### TO DO:
Copy out every one of the lines below word for word, but leave out the picture.

### GIVEN INFORMATION:

────────────────────────────────────────

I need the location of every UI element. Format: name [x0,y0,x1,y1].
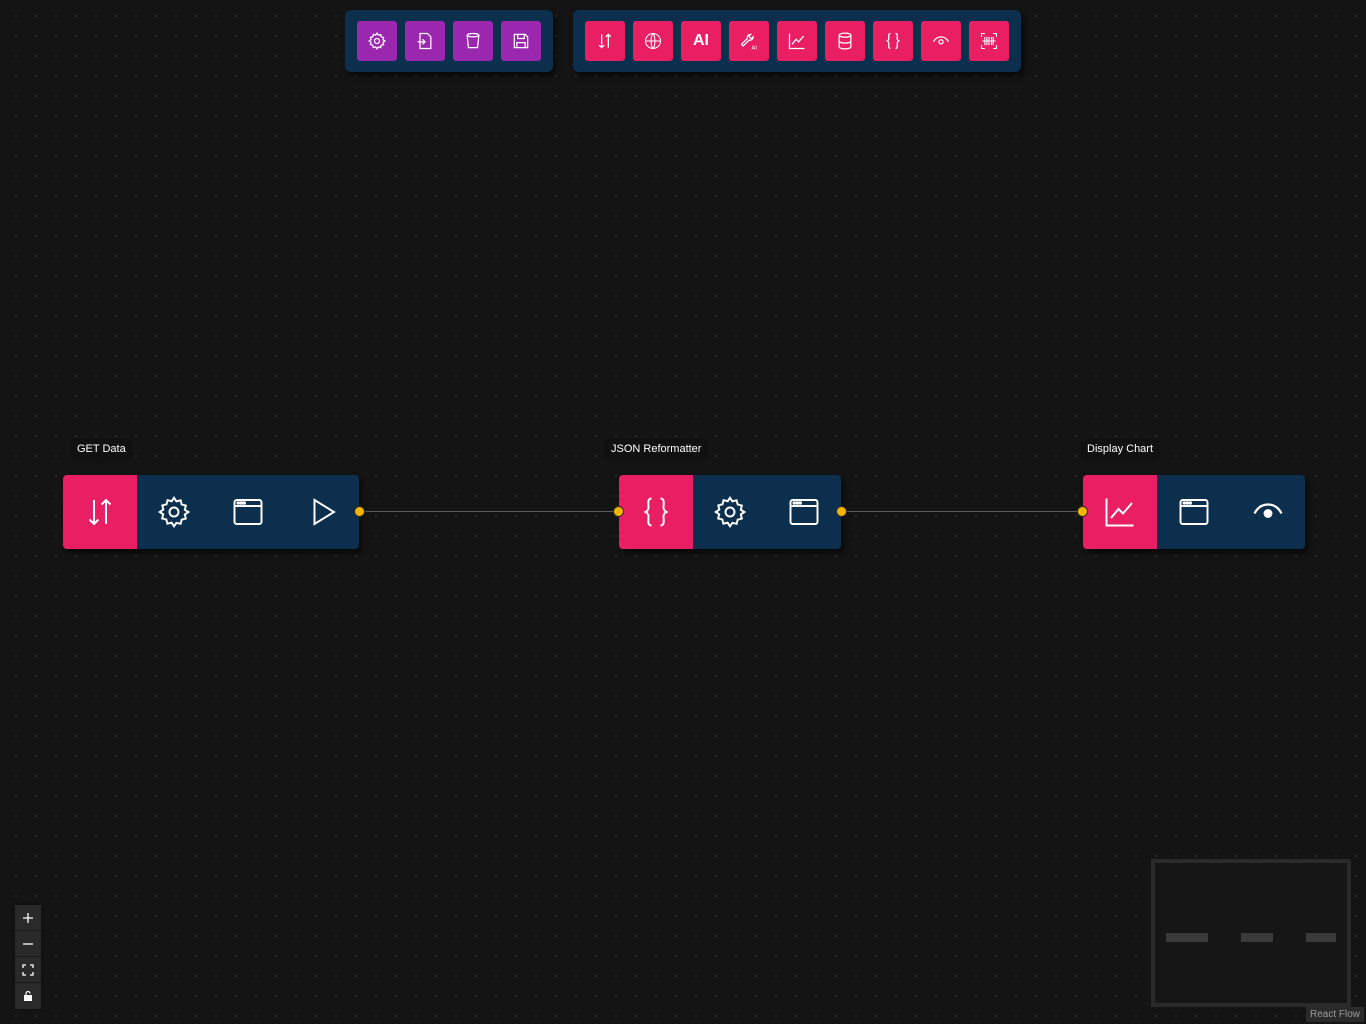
output-handle[interactable] [354,506,365,517]
eye-icon [932,36,950,45]
lock-toggle-button[interactable] [15,983,41,1009]
toolbar-file-actions [345,10,553,72]
window-icon [1179,499,1209,525]
add-json-node-button[interactable] [873,21,913,61]
node-view-button[interactable] [1231,475,1305,549]
edge-json-to-chart[interactable] [842,511,1082,512]
add-database-node-button[interactable] [825,21,865,61]
add-scanner-node-button[interactable] [969,21,1009,61]
edge-get-to-json[interactable] [360,511,619,512]
line-chart-icon [788,33,805,50]
www-globe-icon [644,32,662,50]
node-get-data[interactable] [63,475,365,549]
node-settings-button[interactable] [137,475,211,549]
save-icon [513,33,529,49]
fit-view-icon [22,963,34,976]
fit-view-button[interactable] [15,957,41,983]
node-label-get-data: GET Data [70,438,133,465]
add-web-node-button[interactable] [633,21,673,61]
file-import-icon [417,32,432,50]
sort-arrows-icon [88,498,112,526]
flow-controls [15,905,41,1009]
node-label-display-chart: Display Chart [1080,438,1161,465]
zoom-in-button[interactable] [15,905,41,931]
node-display-chart[interactable] [1077,475,1305,549]
node-run-button[interactable] [285,475,359,549]
barcode-scan-icon [980,32,998,50]
node-output-window-button[interactable] [767,475,841,549]
gear-icon [157,495,191,528]
clear-button[interactable] [453,21,493,61]
input-handle[interactable] [613,506,624,517]
window-icon [789,499,819,525]
node-output-window-button[interactable] [1157,475,1231,549]
database-icon [838,32,852,50]
ai-text-icon: AI [693,32,709,49]
bucket-icon [466,32,480,49]
input-handle[interactable] [1077,506,1088,517]
add-http-request-node-button[interactable] [585,21,625,61]
node-type-cell[interactable] [1083,475,1157,549]
node-type-cell[interactable] [619,475,693,549]
node-label-json-reformatter: JSON Reformatter [604,438,709,465]
window-icon [233,499,263,525]
zoom-in-icon [23,912,33,923]
minimap[interactable] [1151,859,1351,1007]
minimap-node [1306,933,1336,942]
gear-icon [367,31,387,51]
sort-arrows-icon [598,33,612,49]
import-button[interactable] [405,21,445,61]
ai-wrench-icon: AI [740,33,758,51]
zoom-out-icon [23,942,33,945]
attribution-link[interactable]: React Flow [1305,1007,1364,1022]
braces-icon [885,32,901,50]
node-json-reformatter[interactable] [613,475,847,549]
zoom-out-button[interactable] [15,931,41,957]
settings-button[interactable] [357,21,397,61]
line-chart-icon [1105,498,1134,527]
lock-icon [24,990,32,1001]
braces-icon [643,497,669,527]
add-ai-node-button[interactable]: AI [681,21,721,61]
svg-text:AI: AI [752,45,758,51]
toolbar-node-palette: AI AI [573,10,1021,72]
node-output-window-button[interactable] [211,475,285,549]
add-ai-tool-node-button[interactable]: AI [729,21,769,61]
node-settings-button[interactable] [693,475,767,549]
output-handle[interactable] [836,506,847,517]
minimap-node [1241,933,1273,942]
save-button[interactable] [501,21,541,61]
node-type-cell[interactable] [63,475,137,549]
add-chart-node-button[interactable] [777,21,817,61]
gear-icon [713,495,747,528]
play-icon [313,498,336,526]
minimap-node [1166,933,1208,942]
eye-icon [1253,503,1283,518]
add-view-node-button[interactable] [921,21,961,61]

────────────────────────────────────────

### ANSWER TO THIS PROBLEM:
I need the location of every UI element. Format: name [x0,y0,x1,y1].
output-handle[interactable] [354,506,365,517]
eye-icon [932,36,950,45]
lock-toggle-button[interactable] [15,983,41,1009]
toolbar-file-actions [345,10,553,72]
window-icon [1179,499,1209,525]
add-json-node-button[interactable] [873,21,913,61]
node-view-button[interactable] [1231,475,1305,549]
edge-json-to-chart[interactable] [842,511,1082,512]
add-database-node-button[interactable] [825,21,865,61]
add-scanner-node-button[interactable] [969,21,1009,61]
edge-get-to-json[interactable] [360,511,619,512]
line-chart-icon [788,33,805,50]
www-globe-icon [644,32,662,50]
node-get-data[interactable] [63,475,365,549]
node-settings-button[interactable] [137,475,211,549]
save-icon [513,33,529,49]
fit-view-icon [22,963,34,976]
fit-view-button[interactable] [15,957,41,983]
node-label-get-data: GET Data [70,438,133,465]
add-web-node-button[interactable] [633,21,673,61]
file-import-icon [417,32,432,50]
sort-arrows-icon [88,498,112,526]
flow-controls [15,905,41,1009]
node-label-display-chart: Display Chart [1080,438,1161,465]
zoom-in-button[interactable] [15,905,41,931]
node-display-chart[interactable] [1077,475,1305,549]
node-run-button[interactable] [285,475,359,549]
barcode-scan-icon [980,32,998,50]
node-output-window-button[interactable] [767,475,841,549]
gear-icon [157,495,191,528]
clear-button[interactable] [453,21,493,61]
input-handle[interactable] [613,506,624,517]
window-icon [789,499,819,525]
node-output-window-button[interactable] [1157,475,1231,549]
database-icon [838,32,852,50]
ai-text-icon: AI [693,32,709,49]
bucket-icon [466,32,480,49]
input-handle[interactable] [1077,506,1088,517]
add-http-request-node-button[interactable] [585,21,625,61]
node-type-cell[interactable] [1083,475,1157,549]
node-type-cell[interactable] [619,475,693,549]
node-label-json-reformatter: JSON Reformatter [604,438,709,465]
window-icon [233,499,263,525]
zoom-in-icon [23,912,33,923]
minimap[interactable] [1151,859,1351,1007]
minimap-node [1306,933,1336,942]
gear-icon [367,31,387,51]
sort-arrows-icon [598,33,612,49]
import-button[interactable] [405,21,445,61]
ai-wrench-icon: AI [740,33,758,51]
zoom-out-icon [23,942,33,945]
attribution-link[interactable]: React Flow [1305,1007,1364,1022]
braces-icon [885,32,901,50]
node-json-reformatter[interactable] [613,475,847,549]
zoom-out-button[interactable] [15,931,41,957]
settings-button[interactable] [357,21,397,61]
line-chart-icon [1105,498,1134,527]
lock-icon [24,990,32,1001]
braces-icon [643,497,669,527]
add-ai-node-button[interactable]: AI [681,21,721,61]
svg-text:AI: AI [752,45,758,51]
toolbar-node-palette: AI AI [573,10,1021,72]
node-output-window-button[interactable] [211,475,285,549]
add-ai-tool-node-button[interactable]: AI [729,21,769,61]
node-settings-button[interactable] [693,475,767,549]
output-handle[interactable] [836,506,847,517]
minimap-node [1241,933,1273,942]
save-button[interactable] [501,21,541,61]
node-type-cell[interactable] [63,475,137,549]
add-chart-node-button[interactable] [777,21,817,61]
gear-icon [713,495,747,528]
play-icon [313,498,336,526]
minimap-node [1166,933,1208,942]
eye-icon [1253,503,1283,518]
add-view-node-button[interactable] [921,21,961,61]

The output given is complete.